*Set task*. Report each line of the data that has "SRMTID" somewhere in it.
──────────
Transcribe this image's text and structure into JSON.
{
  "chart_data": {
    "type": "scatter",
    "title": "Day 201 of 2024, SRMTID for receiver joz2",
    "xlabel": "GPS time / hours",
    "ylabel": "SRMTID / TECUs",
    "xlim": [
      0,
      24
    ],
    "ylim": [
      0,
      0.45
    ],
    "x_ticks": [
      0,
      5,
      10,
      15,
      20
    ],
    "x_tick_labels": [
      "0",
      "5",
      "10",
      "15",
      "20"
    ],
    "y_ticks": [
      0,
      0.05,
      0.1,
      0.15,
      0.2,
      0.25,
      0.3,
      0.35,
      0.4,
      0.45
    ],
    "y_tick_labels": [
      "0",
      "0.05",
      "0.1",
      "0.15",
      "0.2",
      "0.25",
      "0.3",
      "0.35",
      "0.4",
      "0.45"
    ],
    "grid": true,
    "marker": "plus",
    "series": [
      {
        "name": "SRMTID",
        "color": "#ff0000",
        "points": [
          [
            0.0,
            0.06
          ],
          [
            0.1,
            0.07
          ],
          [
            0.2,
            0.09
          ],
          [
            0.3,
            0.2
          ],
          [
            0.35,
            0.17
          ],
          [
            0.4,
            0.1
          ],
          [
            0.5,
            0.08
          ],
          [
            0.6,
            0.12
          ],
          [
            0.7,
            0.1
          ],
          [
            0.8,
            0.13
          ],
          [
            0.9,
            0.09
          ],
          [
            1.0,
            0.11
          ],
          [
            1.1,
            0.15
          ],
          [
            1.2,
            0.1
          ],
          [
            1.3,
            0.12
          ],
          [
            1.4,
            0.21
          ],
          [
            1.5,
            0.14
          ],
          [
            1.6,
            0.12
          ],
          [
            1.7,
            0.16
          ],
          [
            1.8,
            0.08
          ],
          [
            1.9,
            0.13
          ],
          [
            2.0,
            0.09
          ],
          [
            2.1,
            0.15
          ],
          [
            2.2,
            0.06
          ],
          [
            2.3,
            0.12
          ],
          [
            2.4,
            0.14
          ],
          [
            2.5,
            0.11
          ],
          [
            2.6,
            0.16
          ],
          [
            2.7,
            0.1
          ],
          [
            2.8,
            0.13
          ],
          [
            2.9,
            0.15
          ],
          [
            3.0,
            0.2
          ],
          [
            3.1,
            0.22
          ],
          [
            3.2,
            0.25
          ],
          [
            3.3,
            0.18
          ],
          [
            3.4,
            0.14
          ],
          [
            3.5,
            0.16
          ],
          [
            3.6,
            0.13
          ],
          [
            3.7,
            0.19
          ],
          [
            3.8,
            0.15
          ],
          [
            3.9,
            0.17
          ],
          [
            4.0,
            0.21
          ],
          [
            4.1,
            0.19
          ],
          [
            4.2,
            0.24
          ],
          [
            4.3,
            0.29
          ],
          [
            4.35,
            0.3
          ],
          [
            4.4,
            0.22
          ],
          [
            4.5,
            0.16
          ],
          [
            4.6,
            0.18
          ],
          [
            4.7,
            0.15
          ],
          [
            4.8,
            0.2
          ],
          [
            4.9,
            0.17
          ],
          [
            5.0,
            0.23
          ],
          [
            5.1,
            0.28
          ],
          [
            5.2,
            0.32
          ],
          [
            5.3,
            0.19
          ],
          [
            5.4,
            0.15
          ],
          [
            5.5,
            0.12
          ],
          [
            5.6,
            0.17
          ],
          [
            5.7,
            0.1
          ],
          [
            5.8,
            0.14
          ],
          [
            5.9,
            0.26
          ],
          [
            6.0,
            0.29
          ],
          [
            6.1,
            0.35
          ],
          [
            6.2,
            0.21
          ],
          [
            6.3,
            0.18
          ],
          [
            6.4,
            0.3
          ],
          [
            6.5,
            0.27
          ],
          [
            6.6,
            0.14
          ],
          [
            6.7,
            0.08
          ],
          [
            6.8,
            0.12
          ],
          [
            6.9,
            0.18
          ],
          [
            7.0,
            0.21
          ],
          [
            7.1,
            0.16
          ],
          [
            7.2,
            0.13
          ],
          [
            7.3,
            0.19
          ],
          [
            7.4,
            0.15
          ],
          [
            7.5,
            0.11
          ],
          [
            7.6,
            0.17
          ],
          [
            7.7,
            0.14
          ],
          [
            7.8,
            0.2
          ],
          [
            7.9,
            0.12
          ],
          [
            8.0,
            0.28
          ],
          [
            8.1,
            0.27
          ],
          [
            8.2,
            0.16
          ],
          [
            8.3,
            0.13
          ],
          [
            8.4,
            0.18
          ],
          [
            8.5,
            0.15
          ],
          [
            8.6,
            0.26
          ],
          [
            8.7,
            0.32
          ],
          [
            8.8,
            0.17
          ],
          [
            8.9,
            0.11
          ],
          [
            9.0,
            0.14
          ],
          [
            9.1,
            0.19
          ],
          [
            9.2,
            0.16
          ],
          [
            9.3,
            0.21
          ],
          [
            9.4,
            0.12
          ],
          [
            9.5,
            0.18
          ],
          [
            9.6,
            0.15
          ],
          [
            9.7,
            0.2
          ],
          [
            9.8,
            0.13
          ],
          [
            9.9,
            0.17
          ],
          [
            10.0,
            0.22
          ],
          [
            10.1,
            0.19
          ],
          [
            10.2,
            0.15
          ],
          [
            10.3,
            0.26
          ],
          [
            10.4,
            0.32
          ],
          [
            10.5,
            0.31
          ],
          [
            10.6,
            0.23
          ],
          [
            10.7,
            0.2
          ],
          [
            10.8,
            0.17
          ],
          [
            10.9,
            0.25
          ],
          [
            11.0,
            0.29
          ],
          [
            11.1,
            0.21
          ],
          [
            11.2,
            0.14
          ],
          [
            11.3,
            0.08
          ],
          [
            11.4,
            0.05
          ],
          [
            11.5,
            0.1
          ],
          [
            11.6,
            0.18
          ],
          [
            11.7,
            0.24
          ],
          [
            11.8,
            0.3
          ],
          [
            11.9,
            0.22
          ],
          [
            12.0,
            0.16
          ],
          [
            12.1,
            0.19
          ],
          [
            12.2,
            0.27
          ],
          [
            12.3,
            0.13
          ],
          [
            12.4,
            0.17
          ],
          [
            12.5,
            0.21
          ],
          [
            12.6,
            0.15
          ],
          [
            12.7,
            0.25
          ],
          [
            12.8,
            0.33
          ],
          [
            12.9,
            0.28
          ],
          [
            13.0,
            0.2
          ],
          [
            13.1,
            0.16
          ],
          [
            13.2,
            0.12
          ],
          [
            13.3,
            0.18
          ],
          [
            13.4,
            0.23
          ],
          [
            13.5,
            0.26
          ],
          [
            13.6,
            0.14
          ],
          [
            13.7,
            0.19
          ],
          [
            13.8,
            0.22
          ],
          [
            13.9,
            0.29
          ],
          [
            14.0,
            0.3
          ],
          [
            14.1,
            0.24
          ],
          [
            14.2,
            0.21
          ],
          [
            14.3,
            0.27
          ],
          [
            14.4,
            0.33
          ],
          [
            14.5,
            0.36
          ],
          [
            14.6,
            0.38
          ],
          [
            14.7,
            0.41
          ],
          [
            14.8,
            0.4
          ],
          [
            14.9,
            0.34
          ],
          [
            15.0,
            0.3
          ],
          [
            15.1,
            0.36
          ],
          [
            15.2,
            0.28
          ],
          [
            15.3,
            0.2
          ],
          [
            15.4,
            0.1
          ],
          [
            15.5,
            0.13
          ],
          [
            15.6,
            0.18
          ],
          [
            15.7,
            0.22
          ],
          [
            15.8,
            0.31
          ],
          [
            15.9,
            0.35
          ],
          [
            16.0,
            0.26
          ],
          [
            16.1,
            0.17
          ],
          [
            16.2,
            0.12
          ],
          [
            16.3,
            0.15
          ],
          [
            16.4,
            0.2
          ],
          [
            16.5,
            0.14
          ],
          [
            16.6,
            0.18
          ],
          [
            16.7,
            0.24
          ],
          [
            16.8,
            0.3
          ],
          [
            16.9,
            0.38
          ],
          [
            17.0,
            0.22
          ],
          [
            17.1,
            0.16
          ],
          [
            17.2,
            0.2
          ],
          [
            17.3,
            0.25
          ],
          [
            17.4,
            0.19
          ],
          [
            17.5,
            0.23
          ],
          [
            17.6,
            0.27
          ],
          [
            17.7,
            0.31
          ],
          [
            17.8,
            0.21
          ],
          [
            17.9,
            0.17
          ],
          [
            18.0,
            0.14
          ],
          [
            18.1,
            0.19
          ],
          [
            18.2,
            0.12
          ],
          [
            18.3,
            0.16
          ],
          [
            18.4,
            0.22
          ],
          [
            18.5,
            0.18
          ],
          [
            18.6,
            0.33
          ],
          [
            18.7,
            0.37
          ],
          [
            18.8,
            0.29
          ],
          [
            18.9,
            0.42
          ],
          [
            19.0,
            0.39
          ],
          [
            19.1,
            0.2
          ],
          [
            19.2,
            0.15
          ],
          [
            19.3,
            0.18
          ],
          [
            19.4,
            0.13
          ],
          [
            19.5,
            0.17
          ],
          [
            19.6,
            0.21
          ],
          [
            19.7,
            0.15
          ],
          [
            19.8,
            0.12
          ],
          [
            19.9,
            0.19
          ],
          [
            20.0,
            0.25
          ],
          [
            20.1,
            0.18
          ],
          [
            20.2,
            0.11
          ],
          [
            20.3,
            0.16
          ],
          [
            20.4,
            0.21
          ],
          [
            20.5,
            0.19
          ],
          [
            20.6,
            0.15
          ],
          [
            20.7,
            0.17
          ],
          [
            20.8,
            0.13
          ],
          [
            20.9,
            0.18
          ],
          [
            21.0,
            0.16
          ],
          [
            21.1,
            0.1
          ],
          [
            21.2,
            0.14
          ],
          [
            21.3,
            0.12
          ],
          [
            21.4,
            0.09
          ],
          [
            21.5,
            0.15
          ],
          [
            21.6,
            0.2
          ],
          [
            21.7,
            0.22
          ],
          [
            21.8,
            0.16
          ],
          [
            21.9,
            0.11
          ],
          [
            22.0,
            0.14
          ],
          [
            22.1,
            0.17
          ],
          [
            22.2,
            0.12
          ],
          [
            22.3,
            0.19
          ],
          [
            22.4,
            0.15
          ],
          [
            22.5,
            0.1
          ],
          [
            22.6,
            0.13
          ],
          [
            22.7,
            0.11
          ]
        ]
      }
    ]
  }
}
──────────
*Problem solution*.
    "title": "Day 201 of 2024, SRMTID for receiver joz2",
    "ylabel": "SRMTID / TECUs",
        "name": "SRMTID",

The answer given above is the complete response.